What this exercise asks:
1 - According to the savings lesson, how is the maximum interest rate on an account calculated?
2 - Does each statement below agree with the savings lesson? Answer yes or no, quoting the words that decide it.
(a) The standard variable rate includes bonuses on top of the base rate.
(b) All banks change their interest rates at the same time.
(c) A minimum balance requirement means your funds must never fall below a certain amount.
3 - Carry the savings lesson forward from the point where it stops.

Provided passage:

BEGIN

Savings 102

Rates and Fees verified correct on October 22nd, 2016

Lesson 2: Learn the secret method of maximising your profit using the optimum savings model.nmoney-banking-savings

If you’re keeping up with me, you’ve seen the importance just a 1% p.a. increase to your interest rate can have on your savings account in our previous lesson . You can earn thousands more in just a couple of years if you take the time right now to find the highest interest savings account you can.

Usually, this means not just looking at that bank’s interest rate, but at the bonus interest earned on specific accounts too. Before we look at how best to leverage these bonus interest rates, let’s decode the jargon a bit:


  • Variable:
    Variable rates are subject to change over the course of your account’s lifetime. The changes are made due to flux in the economy and if the Reserve Bank of Australia (RBA) lowers or raises the industry benchmark. Not all banks change their interest rates at the same time, so some will tend to have higher/lower rates than others.
  • Standard:
    The standard variable rate is the base interest rate that an account has with no bonuses put on top. This is the minimum interest rate you can get with that account (unless rates are lowered).
  • Maximum:
    The maximum interest rate is the most you can get from the account, calculated by adding bonus interest to the standard variable rate. This rate can only be achieved by meeting the criteria for attaining that bonus interest rate.


  • Bonus Interest:
    If you meet a certain criteria, you might be awarded a bonus interest rate on top of your account’s standard one. The criteria ranges from being a new customer to loyalty bonuses for monthly deposits or having your transaction account with a specific bank.
  • Minimum Balance / Deposit:
    Few accounts require a set contribution (minimum deposit) in order to open them and others require that your funds never fall below a certain amount (minimum balance).

END

Region boundary data:

BEGIN

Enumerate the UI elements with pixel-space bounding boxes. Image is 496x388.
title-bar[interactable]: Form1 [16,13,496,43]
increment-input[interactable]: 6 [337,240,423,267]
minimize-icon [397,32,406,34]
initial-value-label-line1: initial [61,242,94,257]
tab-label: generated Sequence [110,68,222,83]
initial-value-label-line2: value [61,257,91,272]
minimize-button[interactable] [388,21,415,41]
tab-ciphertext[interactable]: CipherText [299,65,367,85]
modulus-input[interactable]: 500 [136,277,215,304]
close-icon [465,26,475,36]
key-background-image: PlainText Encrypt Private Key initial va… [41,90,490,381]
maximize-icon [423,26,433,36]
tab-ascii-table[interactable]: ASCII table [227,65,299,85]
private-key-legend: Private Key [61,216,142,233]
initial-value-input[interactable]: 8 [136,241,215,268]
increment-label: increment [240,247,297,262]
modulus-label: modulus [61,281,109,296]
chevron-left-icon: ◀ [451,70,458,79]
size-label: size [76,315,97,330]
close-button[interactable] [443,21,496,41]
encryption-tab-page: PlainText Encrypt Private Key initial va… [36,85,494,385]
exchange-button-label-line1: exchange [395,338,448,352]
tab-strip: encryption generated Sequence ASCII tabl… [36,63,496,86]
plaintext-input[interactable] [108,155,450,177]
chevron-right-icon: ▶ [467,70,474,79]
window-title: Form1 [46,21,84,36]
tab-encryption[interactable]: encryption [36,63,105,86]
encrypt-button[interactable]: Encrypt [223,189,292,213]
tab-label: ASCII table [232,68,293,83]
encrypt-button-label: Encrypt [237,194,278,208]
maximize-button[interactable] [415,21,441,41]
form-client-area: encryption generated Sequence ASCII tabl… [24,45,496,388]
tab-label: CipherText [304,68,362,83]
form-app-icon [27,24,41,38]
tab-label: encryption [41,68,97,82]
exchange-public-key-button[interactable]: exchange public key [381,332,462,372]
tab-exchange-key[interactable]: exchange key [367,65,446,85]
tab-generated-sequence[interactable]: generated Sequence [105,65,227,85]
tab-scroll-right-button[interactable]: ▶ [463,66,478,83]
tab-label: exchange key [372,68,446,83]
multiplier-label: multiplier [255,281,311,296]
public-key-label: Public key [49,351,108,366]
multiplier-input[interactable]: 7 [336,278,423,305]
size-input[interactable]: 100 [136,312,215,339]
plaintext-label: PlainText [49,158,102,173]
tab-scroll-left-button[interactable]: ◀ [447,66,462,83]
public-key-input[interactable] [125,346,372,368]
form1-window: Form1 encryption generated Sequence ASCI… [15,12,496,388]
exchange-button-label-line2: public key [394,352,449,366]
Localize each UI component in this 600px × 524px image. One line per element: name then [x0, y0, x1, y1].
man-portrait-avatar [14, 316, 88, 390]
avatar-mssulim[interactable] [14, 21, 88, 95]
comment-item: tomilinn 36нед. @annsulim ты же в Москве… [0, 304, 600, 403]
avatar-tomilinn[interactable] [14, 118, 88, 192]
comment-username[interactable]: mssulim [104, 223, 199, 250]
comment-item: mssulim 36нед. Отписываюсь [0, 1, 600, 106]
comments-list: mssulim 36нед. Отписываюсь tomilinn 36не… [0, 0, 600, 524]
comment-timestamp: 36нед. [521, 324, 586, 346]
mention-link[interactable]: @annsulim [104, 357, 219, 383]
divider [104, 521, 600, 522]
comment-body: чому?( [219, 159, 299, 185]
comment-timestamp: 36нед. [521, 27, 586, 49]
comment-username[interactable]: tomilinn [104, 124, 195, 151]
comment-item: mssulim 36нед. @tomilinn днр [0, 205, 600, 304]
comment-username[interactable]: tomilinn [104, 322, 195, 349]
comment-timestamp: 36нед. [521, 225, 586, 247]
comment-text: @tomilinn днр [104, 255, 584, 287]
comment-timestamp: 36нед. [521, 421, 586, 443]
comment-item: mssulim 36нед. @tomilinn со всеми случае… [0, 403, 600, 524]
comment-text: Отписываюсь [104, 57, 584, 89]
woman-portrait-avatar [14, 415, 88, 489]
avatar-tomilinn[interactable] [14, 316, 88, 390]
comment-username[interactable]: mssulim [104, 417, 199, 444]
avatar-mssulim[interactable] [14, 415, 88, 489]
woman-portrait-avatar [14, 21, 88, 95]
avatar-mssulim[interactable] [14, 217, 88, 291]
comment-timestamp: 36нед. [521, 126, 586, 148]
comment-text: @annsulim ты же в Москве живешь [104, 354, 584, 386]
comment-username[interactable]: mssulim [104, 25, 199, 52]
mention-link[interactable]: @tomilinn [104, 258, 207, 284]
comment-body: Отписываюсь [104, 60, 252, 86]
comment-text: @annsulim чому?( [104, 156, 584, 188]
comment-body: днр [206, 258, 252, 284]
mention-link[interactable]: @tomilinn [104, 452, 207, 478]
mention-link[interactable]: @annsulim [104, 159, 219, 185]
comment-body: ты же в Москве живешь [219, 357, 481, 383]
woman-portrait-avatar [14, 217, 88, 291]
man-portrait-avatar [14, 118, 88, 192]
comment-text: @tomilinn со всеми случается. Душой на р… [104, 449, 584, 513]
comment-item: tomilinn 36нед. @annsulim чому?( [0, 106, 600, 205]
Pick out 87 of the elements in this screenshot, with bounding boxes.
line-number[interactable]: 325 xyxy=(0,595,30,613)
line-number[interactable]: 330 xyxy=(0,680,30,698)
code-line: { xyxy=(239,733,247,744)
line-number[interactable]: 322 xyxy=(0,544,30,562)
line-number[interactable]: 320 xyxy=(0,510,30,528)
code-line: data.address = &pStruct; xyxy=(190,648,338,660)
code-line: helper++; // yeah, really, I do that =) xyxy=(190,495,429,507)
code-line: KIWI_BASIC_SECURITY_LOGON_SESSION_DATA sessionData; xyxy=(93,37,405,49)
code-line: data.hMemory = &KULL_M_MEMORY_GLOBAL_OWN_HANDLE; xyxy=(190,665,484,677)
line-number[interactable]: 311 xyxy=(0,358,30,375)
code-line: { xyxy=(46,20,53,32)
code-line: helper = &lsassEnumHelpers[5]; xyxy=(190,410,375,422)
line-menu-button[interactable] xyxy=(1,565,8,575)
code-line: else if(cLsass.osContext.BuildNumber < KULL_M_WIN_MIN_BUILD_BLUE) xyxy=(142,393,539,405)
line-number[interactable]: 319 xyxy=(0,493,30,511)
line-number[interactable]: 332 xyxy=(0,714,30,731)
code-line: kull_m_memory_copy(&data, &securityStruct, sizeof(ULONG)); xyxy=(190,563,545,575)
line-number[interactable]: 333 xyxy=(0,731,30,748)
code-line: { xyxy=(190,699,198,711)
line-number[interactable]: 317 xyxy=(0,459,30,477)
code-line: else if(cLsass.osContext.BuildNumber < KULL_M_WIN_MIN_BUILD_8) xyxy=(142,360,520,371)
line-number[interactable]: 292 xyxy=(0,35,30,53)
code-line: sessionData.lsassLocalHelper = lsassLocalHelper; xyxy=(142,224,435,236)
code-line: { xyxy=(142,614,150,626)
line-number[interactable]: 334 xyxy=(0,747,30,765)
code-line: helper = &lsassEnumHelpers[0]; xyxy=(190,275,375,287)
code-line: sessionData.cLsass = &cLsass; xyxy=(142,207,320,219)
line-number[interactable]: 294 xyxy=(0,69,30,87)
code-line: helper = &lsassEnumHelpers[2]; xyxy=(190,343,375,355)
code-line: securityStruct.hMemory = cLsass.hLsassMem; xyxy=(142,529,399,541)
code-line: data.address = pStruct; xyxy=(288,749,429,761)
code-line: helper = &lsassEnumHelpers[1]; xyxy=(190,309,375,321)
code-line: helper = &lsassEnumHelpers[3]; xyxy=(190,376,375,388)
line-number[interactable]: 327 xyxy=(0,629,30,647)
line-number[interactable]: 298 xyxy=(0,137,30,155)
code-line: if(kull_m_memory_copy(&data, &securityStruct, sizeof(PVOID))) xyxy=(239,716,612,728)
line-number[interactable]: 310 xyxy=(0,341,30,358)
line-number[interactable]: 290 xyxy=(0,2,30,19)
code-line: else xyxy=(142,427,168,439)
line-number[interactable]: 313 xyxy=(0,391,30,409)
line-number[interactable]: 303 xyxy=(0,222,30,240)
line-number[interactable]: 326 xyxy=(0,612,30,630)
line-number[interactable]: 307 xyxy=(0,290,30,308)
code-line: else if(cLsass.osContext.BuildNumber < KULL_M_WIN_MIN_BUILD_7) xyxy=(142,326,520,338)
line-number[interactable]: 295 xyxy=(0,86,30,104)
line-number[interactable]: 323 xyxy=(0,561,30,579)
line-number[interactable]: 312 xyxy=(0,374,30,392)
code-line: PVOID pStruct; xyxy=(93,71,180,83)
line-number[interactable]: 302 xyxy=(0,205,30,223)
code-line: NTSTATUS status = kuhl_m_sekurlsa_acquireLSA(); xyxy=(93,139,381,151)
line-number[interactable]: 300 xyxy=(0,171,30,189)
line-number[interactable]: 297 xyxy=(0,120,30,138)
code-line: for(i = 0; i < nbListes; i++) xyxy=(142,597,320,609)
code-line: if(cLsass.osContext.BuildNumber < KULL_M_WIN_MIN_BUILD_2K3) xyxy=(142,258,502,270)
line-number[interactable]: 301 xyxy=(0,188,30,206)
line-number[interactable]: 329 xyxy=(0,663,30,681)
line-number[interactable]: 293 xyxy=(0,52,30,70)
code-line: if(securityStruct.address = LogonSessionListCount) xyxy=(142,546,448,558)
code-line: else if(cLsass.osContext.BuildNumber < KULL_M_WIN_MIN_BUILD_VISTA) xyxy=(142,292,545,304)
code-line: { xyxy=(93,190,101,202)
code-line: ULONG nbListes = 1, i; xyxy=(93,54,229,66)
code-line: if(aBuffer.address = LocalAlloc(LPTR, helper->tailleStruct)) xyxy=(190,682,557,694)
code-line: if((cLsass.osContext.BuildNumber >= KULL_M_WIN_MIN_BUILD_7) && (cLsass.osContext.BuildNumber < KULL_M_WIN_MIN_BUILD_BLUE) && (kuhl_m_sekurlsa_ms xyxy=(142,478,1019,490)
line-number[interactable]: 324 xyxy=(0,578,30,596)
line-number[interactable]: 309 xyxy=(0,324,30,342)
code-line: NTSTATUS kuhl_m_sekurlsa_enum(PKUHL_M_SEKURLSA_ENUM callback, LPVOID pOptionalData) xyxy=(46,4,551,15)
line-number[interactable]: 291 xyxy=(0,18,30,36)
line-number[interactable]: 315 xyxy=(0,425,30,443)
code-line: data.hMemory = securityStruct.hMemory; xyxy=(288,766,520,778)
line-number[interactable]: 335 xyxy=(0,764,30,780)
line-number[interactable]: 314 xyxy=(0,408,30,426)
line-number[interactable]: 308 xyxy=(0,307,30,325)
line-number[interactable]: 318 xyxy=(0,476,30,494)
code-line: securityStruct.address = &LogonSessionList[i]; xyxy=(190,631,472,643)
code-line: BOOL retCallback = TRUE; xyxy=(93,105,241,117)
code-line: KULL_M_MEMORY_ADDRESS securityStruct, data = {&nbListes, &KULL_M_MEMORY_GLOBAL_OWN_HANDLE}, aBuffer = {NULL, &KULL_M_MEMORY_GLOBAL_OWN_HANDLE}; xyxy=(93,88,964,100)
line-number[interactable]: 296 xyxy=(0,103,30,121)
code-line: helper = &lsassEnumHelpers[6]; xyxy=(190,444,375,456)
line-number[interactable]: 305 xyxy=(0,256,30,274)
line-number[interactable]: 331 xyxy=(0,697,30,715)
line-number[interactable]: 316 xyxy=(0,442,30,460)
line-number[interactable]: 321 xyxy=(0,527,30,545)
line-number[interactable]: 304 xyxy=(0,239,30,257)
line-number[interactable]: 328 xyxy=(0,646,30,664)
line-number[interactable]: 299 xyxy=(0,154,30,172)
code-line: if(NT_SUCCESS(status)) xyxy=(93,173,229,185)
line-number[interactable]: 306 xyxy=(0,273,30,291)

END

Results for the exercise:
1 - It is calculated by adding bonus interest to the standard variable rate.

2 -
(a) No: "the base interest rate that an account has with no bonuses put on top"
(b) No: "Not all banks change their interest rates at the same time"
(c) Yes: "others require that your funds never fall below a certain amount (minimum balance)"

3 -
  • Account Fees:
    Many banks charge fees to keep account open and functioning. These fees are generally charged monthly and can be waived with some types of accounts like internet savings accounts or cash managements accounts that have over a certain amount in them or that receive a minimum monthly deposit.


  • Internet savings:
    These accounts don’t have any account fees and you can’t use the funds in them without transferring to a linked transaction account first.
  • Transaction:
    Transaction accounts are your everyday spending accounts, typically linked to a bank or debit card so that you can access your cash from ATMs, online or other forms of withdrawal access points.
  • Cash management:
    These accounts are almost a hybrid of transaction and internet savings accounts - so long as you have a sizeable bank account (typically at least AUD$5,000), you won’t pay account-keeping fees while enjoying a high interest rate and still being able to access your money through a debit/bank card, usually with free transactions as well.

Now that you’re up to speed on the lingo, let’s get on with the learning, shall we?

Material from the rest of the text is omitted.